**THE EXERCISE**
Return every line below that contains the string "this", matching case exactly.

Boxed element entries

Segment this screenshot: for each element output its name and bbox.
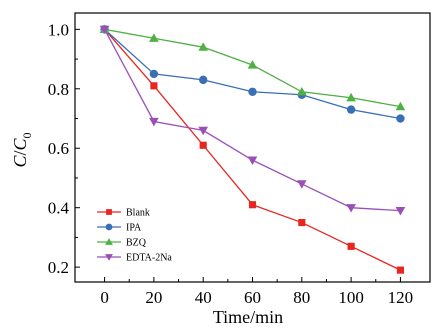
legend-label: EDTA-2Na bbox=[126, 253, 172, 264]
y-axis-title-base: C bbox=[10, 137, 30, 150]
x-tick-label: 40 bbox=[195, 288, 212, 307]
data-point bbox=[395, 207, 406, 216]
data-point bbox=[198, 126, 209, 136]
legend-marker bbox=[105, 254, 113, 261]
x-axis-title: Time/min bbox=[213, 307, 283, 327]
data-point bbox=[99, 25, 110, 35]
x-tick-label: 60 bbox=[244, 288, 261, 307]
legend-label: Blank bbox=[126, 208, 150, 219]
y-tick-label: 0.2 bbox=[48, 258, 69, 277]
x-tick-label: 0 bbox=[100, 288, 109, 307]
series-bzq bbox=[99, 24, 406, 111]
y-tick-label: 0.8 bbox=[48, 80, 69, 99]
data-point bbox=[346, 105, 356, 114]
legend-label: IPA bbox=[126, 223, 142, 234]
y-tick-label: 0.4 bbox=[48, 199, 70, 218]
legend-marker bbox=[105, 238, 113, 245]
data-point bbox=[198, 75, 208, 85]
data-point bbox=[198, 42, 209, 51]
x-tick-label: 100 bbox=[338, 288, 364, 307]
data-point bbox=[347, 242, 355, 250]
data-point bbox=[149, 69, 159, 79]
series-layer bbox=[99, 24, 406, 274]
data-point bbox=[247, 60, 258, 69]
x-tick-label: 80 bbox=[293, 288, 310, 307]
series-line bbox=[104, 28, 401, 120]
legend-marker bbox=[106, 209, 112, 215]
legend-entry: BZQ bbox=[97, 238, 147, 249]
data-point bbox=[150, 82, 158, 90]
data-point bbox=[396, 114, 405, 123]
series-line bbox=[104, 29, 401, 212]
data-point bbox=[395, 101, 406, 111]
data-point bbox=[199, 141, 207, 149]
x-tick-label: 120 bbox=[388, 288, 414, 307]
data-point bbox=[149, 33, 159, 42]
data-point bbox=[248, 201, 257, 209]
series-edta-2na bbox=[99, 25, 406, 216]
x-axis: 0 20 40 60 80 100 120 bbox=[100, 277, 413, 307]
legend-marker bbox=[105, 223, 113, 231]
data-point bbox=[247, 156, 258, 165]
y-axis: 0.2 0.4 0.6 0.8 1.0 bbox=[48, 20, 80, 277]
data-point bbox=[296, 86, 307, 96]
data-point bbox=[396, 266, 404, 274]
y-axis-title-separator: / bbox=[10, 150, 30, 155]
legend: Blank IPA BZQ EDTA-2Na bbox=[97, 208, 172, 264]
y-tick-label: 0.6 bbox=[48, 139, 69, 158]
data-point bbox=[346, 92, 356, 102]
data-point bbox=[298, 218, 306, 227]
x-tick-label: 20 bbox=[145, 288, 162, 307]
y-tick-label: 1.0 bbox=[48, 20, 69, 39]
y-axis-title: C/C0 bbox=[10, 132, 34, 167]
data-point bbox=[296, 180, 307, 189]
legend-entry: Blank bbox=[97, 208, 150, 219]
legend-label: BZQ bbox=[126, 238, 147, 249]
data-point bbox=[346, 204, 356, 213]
legend-entry: EDTA-2Na bbox=[97, 253, 172, 264]
y-axis-title-subscript: 0 bbox=[20, 132, 34, 138]
legend-entry: IPA bbox=[97, 223, 142, 234]
data-point bbox=[248, 87, 257, 96]
y-axis-title-main: C bbox=[10, 155, 30, 168]
data-point bbox=[149, 117, 159, 127]
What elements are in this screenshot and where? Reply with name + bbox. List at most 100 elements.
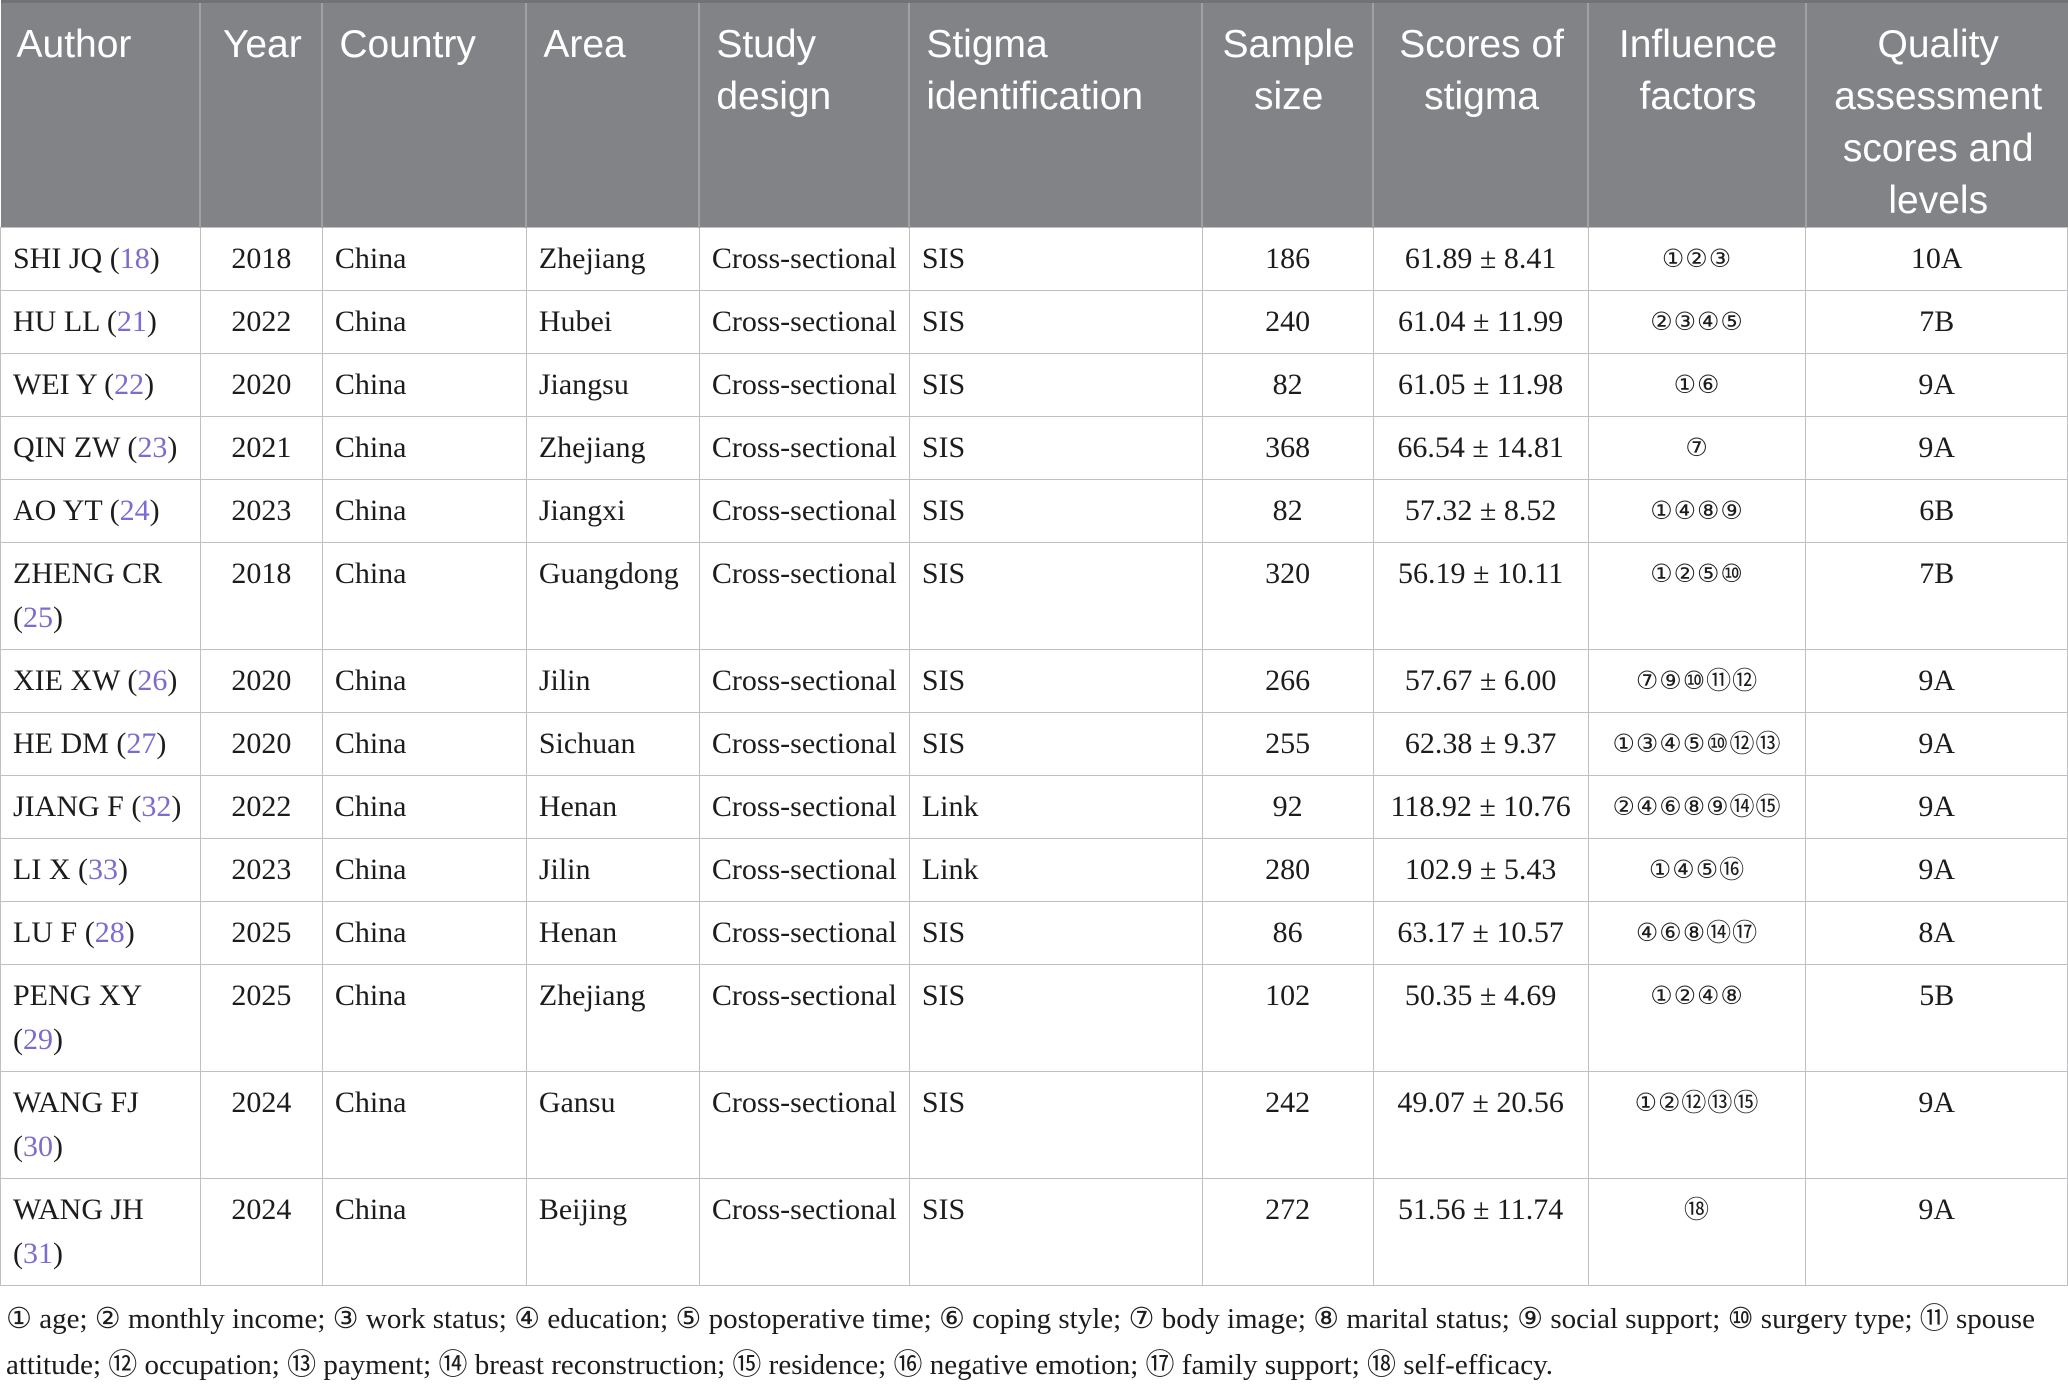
column-header-study-design: Study design bbox=[699, 1, 911, 228]
cell-sample-size: 272 bbox=[1201, 1178, 1374, 1286]
reference-citation: (24) bbox=[109, 494, 160, 527]
author-name: HU LL bbox=[13, 305, 100, 338]
cell-scores-of-stigma: 57.32 ± 8.52 bbox=[1372, 479, 1589, 543]
cell-scores-of-stigma: 61.04 ± 11.99 bbox=[1372, 290, 1589, 354]
reference-link[interactable]: 18 bbox=[119, 242, 150, 275]
reference-link[interactable]: 21 bbox=[116, 305, 147, 338]
cell-country: China bbox=[321, 290, 527, 354]
reference-citation: (25) bbox=[13, 601, 63, 634]
author-name: LU F bbox=[13, 916, 78, 949]
cell-area: Jilin bbox=[525, 838, 700, 902]
cell-influence-factors: ①②⑤⑩ bbox=[1587, 542, 1807, 650]
table-body: SHI JQ (18) 2018 China Zhejiang Cross-sectio… bbox=[0, 227, 2068, 1286]
reference-link[interactable]: 23 bbox=[137, 431, 168, 464]
cell-stigma-identification: SIS bbox=[908, 416, 1203, 480]
cell-country: China bbox=[321, 964, 527, 1072]
cell-sample-size: 368 bbox=[1201, 416, 1374, 480]
cell-author: AO YT (24) bbox=[0, 479, 201, 543]
reference-link[interactable]: 33 bbox=[87, 853, 118, 886]
cell-year: 2023 bbox=[199, 479, 323, 543]
reference-link[interactable]: 32 bbox=[141, 790, 172, 823]
author-name: QIN ZW bbox=[13, 431, 120, 464]
table-row: AO YT (24) 2023 China Jiangxi Cross-sectiona… bbox=[0, 479, 2068, 543]
reference-link[interactable]: 25 bbox=[23, 601, 53, 634]
table-row: QIN ZW (23) 2021 China Zhejiang Cross-sectio… bbox=[0, 416, 2068, 480]
reference-link[interactable]: 31 bbox=[23, 1237, 53, 1270]
cell-scores-of-stigma: 102.9 ± 5.43 bbox=[1372, 838, 1589, 902]
cell-stigma-identification: SIS bbox=[908, 1071, 1203, 1179]
cell-area: Zhejiang bbox=[525, 227, 700, 291]
cell-quality: 9A bbox=[1805, 353, 2068, 417]
cell-quality: 9A bbox=[1805, 838, 2068, 902]
reference-link[interactable]: 26 bbox=[137, 664, 168, 697]
cell-study-design: Cross-sectional bbox=[698, 901, 910, 965]
cell-area: Henan bbox=[525, 775, 700, 839]
cell-area: Beijing bbox=[525, 1178, 700, 1286]
cell-quality: 6B bbox=[1805, 479, 2068, 543]
table-footnote: ① age; ② monthly income; ③ work status; … bbox=[6, 1303, 2035, 1381]
table-row: WANG FJ (30) 2024 China Gansu Cross-sectiona… bbox=[0, 1071, 2068, 1179]
cell-stigma-identification: SIS bbox=[908, 649, 1203, 713]
cell-quality: 5B bbox=[1805, 964, 2068, 1072]
reference-citation: (33) bbox=[77, 853, 128, 886]
cell-influence-factors: ①②④⑧ bbox=[1587, 964, 1807, 1072]
cell-sample-size: 266 bbox=[1201, 649, 1374, 713]
table-row: XIE XW (26) 2020 China Jilin Cross-sectional… bbox=[0, 649, 2068, 713]
table-row: WANG JH (31) 2024 China Beijing Cross-sectio… bbox=[0, 1178, 2068, 1286]
cell-influence-factors: ⑦ bbox=[1587, 416, 1807, 480]
cell-sample-size: 240 bbox=[1201, 290, 1374, 354]
cell-country: China bbox=[321, 542, 527, 650]
cell-stigma-identification: SIS bbox=[908, 901, 1203, 965]
cell-study-design: Cross-sectional bbox=[698, 1178, 910, 1286]
cell-year: 2020 bbox=[199, 712, 323, 776]
cell-study-design: Cross-sectional bbox=[698, 290, 910, 354]
cell-quality: 9A bbox=[1805, 775, 2068, 839]
cell-year: 2024 bbox=[199, 1178, 323, 1286]
table-row: LI X (33) 2023 China Jilin Cross-sectional Li… bbox=[0, 838, 2068, 902]
cell-stigma-identification: SIS bbox=[908, 1178, 1203, 1286]
cell-author: WANG FJ (30) bbox=[0, 1071, 201, 1179]
cell-scores-of-stigma: 118.92 ± 10.76 bbox=[1372, 775, 1589, 839]
cell-year: 2024 bbox=[199, 1071, 323, 1179]
studies-table: Author Year Country Area Study design Stigma … bbox=[0, 0, 2068, 1286]
cell-area: Jiangsu bbox=[525, 353, 700, 417]
cell-study-design: Cross-sectional bbox=[698, 416, 910, 480]
cell-sample-size: 186 bbox=[1201, 227, 1374, 291]
cell-influence-factors: ①②③ bbox=[1587, 227, 1807, 291]
cell-sample-size: 92 bbox=[1201, 775, 1374, 839]
cell-sample-size: 102 bbox=[1201, 964, 1374, 1072]
column-header-scores-of-stigma: Scores of stigma bbox=[1373, 1, 1590, 228]
cell-country: China bbox=[321, 901, 527, 965]
column-header-year: Year bbox=[200, 1, 324, 228]
cell-study-design: Cross-sectional bbox=[698, 353, 910, 417]
cell-year: 2020 bbox=[199, 649, 323, 713]
cell-influence-factors: ①⑥ bbox=[1587, 353, 1807, 417]
reference-citation: (28) bbox=[84, 916, 135, 949]
cell-country: China bbox=[321, 712, 527, 776]
cell-influence-factors: ⑦⑨⑩⑪⑫ bbox=[1587, 649, 1807, 713]
cell-stigma-identification: SIS bbox=[908, 479, 1203, 543]
reference-link[interactable]: 28 bbox=[94, 916, 125, 949]
cell-year: 2025 bbox=[199, 964, 323, 1072]
author-name: PENG XY bbox=[13, 979, 142, 1012]
reference-link[interactable]: 24 bbox=[119, 494, 150, 527]
cell-influence-factors: ①④⑧⑨ bbox=[1587, 479, 1807, 543]
reference-link[interactable]: 30 bbox=[23, 1130, 53, 1163]
table-header: Author Year Country Area Study design Stigma … bbox=[0, 1, 2068, 228]
column-header-quality: Quality assessment scores and levels bbox=[1805, 1, 2068, 228]
cell-author: LU F (28) bbox=[0, 901, 201, 965]
cell-scores-of-stigma: 50.35 ± 4.69 bbox=[1372, 964, 1589, 1072]
header-row: Author Year Country Area Study design Stigma … bbox=[0, 1, 2068, 228]
cell-scores-of-stigma: 61.05 ± 11.98 bbox=[1372, 353, 1589, 417]
reference-link[interactable]: 22 bbox=[114, 368, 145, 401]
cell-study-design: Cross-sectional bbox=[698, 964, 910, 1072]
reference-citation: (23) bbox=[127, 431, 178, 464]
reference-link[interactable]: 27 bbox=[126, 727, 157, 760]
cell-study-design: Cross-sectional bbox=[698, 838, 910, 902]
reference-citation: (27) bbox=[116, 727, 167, 760]
cell-stigma-identification: SIS bbox=[908, 542, 1203, 650]
table-row: PENG XY (29) 2025 China Zhejiang Cross-secti… bbox=[0, 964, 2068, 1072]
cell-influence-factors: ④⑥⑧⑭⑰ bbox=[1587, 901, 1807, 965]
reference-link[interactable]: 29 bbox=[23, 1023, 53, 1056]
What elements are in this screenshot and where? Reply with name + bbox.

**THE OUTPUT**
Segment this screenshot: for each element output its name and bbox.
What elements are in this screenshot and where? Reply with name + bbox. List at most 100 elements.
What elements are in this screenshot and where? Reply with name + bbox.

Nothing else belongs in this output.